--- start Material to process ---

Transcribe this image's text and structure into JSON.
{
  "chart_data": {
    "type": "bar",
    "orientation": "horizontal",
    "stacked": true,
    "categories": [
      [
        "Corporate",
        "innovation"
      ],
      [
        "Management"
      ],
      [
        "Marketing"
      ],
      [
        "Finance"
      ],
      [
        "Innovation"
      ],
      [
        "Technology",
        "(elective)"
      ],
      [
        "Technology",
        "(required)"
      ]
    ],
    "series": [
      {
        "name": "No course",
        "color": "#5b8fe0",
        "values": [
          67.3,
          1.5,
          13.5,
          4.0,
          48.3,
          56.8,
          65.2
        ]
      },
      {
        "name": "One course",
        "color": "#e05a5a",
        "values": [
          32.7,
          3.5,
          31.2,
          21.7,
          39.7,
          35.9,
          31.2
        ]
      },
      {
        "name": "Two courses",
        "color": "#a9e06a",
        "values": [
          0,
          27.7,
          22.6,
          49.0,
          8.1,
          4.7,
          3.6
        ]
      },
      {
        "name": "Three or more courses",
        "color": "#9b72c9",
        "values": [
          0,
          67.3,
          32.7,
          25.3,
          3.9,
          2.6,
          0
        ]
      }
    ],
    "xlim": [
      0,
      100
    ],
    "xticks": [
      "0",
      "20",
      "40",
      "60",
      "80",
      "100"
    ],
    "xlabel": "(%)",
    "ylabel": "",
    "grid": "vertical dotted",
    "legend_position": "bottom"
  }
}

--- end Material to process ---

Short problem: Extract each record, keeping it identical to the original.

Answer below:
Transcribe this image's text and structure into JSON.
{
  "chart_data": {
    "type": "bar",
    "orientation": "horizontal",
    "stacked": true,
    "categories": [
      [
        "Corporate",
        "innovation"
      ],
      [
        "Management"
      ],
      [
        "Marketing"
      ],
      [
        "Finance"
      ],
      [
        "Innovation"
      ],
      [
        "Technology",
        "(elective)"
      ],
      [
        "Technology",
        "(required)"
      ]
    ],
    "series": [
      {
        "name": "No course",
        "color": "#5b8fe0",
        "values": [
          67.3,
          1.5,
          13.5,
          4.0,
          48.3,
          56.8,
          65.2
        ]
      },
      {
        "name": "One course",
        "color": "#e05a5a",
        "values": [
          32.7,
          3.5,
          31.2,
          21.7,
          39.7,
          35.9,
          31.2
        ]
      },
      {
        "name": "Two courses",
        "color": "#a9e06a",
        "values": [
          0,
          27.7,
          22.6,
          49.0,
          8.1,
          4.7,
          3.6
        ]
      },
      {
        "name": "Three or more courses",
        "color": "#9b72c9",
        "values": [
          0,
          67.3,
          32.7,
          25.3,
          3.9,
          2.6,
          0
        ]
      }
    ],
    "xlim": [
      0,
      100
    ],
    "xticks": [
      "0",
      "20",
      "40",
      "60",
      "80",
      "100"
    ],
    "xlabel": "(%)",
    "ylabel": "",
    "grid": "vertical dotted",
    "legend_position": "bottom"
  }
}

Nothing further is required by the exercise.